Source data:
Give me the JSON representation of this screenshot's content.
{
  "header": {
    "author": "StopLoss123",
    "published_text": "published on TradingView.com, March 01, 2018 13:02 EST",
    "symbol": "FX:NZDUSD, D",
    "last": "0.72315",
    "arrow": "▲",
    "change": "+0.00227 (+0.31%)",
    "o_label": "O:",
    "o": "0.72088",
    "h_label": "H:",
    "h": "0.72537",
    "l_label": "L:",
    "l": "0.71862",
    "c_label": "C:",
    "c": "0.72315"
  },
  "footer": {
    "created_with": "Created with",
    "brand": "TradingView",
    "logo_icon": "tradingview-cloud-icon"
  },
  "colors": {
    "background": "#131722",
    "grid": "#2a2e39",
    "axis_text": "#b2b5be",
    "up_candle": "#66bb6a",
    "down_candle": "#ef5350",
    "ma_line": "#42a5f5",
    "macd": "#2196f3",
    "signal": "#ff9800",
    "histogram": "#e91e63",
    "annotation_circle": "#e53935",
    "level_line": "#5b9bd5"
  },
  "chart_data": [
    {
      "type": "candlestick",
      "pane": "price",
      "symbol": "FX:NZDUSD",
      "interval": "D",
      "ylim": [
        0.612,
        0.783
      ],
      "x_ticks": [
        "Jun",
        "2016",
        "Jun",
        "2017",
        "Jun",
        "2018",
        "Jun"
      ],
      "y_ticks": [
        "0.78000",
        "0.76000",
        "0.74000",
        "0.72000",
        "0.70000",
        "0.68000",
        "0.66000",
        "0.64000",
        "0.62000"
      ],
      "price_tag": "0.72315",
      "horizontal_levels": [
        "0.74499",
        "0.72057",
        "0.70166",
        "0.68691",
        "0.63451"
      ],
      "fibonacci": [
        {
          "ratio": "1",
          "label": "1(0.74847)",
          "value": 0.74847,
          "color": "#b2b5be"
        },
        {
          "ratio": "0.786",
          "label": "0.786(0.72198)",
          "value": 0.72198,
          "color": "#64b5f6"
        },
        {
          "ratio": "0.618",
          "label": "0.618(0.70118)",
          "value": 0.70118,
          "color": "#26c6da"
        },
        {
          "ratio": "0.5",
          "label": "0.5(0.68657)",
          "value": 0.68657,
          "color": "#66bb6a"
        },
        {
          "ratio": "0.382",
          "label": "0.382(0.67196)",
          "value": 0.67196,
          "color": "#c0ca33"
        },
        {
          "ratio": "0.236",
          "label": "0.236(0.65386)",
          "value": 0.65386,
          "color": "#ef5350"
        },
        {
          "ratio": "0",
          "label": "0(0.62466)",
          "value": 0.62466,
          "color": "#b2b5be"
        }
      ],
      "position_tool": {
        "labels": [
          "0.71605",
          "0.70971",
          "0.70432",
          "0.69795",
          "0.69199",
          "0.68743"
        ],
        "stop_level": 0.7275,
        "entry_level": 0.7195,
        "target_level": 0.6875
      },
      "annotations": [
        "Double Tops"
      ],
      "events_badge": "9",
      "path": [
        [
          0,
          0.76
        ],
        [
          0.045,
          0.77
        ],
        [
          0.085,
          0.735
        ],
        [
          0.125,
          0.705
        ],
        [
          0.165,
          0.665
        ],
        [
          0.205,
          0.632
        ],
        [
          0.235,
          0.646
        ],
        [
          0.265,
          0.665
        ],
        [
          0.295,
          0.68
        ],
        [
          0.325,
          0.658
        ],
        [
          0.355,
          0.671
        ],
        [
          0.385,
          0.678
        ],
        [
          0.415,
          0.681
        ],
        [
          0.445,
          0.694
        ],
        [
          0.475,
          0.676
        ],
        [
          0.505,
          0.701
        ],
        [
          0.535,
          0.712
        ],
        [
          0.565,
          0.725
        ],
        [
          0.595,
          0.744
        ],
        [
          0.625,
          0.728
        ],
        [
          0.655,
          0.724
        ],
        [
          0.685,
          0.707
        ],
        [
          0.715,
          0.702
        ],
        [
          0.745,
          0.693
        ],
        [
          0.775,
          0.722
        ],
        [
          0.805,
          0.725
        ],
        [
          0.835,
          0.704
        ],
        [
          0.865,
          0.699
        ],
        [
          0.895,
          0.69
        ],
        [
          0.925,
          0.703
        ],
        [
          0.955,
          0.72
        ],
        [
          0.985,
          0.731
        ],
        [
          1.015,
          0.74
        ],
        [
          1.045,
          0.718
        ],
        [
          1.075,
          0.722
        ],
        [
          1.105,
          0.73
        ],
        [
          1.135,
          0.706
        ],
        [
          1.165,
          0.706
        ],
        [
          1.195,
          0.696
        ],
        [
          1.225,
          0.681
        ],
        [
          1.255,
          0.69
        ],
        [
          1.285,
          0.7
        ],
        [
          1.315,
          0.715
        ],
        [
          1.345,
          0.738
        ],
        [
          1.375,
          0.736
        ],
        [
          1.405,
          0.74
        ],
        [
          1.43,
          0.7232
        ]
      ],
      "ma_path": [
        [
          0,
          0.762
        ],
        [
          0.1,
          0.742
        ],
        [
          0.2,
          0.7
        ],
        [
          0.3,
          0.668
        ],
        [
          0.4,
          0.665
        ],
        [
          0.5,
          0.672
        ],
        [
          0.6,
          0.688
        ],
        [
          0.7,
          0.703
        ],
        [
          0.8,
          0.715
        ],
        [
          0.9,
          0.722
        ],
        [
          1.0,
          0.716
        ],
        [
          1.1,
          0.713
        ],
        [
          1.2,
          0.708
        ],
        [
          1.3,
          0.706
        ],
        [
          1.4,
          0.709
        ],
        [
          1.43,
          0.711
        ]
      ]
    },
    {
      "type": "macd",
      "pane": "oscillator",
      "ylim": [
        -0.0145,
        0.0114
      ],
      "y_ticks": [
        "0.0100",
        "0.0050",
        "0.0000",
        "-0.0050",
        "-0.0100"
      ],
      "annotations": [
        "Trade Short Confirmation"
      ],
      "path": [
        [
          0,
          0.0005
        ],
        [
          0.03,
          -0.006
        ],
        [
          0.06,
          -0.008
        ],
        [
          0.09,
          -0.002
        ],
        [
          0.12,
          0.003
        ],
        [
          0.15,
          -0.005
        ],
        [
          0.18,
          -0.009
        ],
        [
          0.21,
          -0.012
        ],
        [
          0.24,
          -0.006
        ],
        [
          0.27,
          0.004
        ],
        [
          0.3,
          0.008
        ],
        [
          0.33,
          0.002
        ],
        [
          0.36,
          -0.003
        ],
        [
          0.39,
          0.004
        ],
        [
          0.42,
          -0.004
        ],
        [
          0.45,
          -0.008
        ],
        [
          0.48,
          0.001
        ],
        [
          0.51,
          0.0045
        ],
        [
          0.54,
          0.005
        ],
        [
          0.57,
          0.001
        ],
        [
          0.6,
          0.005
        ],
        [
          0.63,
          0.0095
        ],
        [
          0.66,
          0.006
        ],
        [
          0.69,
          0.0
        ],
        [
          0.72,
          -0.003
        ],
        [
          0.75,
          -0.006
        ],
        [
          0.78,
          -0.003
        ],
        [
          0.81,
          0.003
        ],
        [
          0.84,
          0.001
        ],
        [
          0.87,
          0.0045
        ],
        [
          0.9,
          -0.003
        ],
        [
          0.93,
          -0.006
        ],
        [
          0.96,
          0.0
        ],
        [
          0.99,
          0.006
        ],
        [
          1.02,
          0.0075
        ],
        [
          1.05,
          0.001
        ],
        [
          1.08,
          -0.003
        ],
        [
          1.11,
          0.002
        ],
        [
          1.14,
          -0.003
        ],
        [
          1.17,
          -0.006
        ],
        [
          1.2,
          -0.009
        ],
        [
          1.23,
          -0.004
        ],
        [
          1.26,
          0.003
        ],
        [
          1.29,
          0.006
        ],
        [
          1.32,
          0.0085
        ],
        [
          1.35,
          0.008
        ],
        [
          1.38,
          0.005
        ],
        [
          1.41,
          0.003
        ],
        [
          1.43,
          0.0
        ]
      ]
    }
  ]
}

*Task brief*
Note every line above where the string "value" shows up, and copy those lines.

*Response for this exercise*
          "value": 0.74847,
          "value": 0.72198,
          "value": 0.70118,
          "value": 0.68657,
          "value": 0.67196,
          "value": 0.65386,
          "value": 0.62466,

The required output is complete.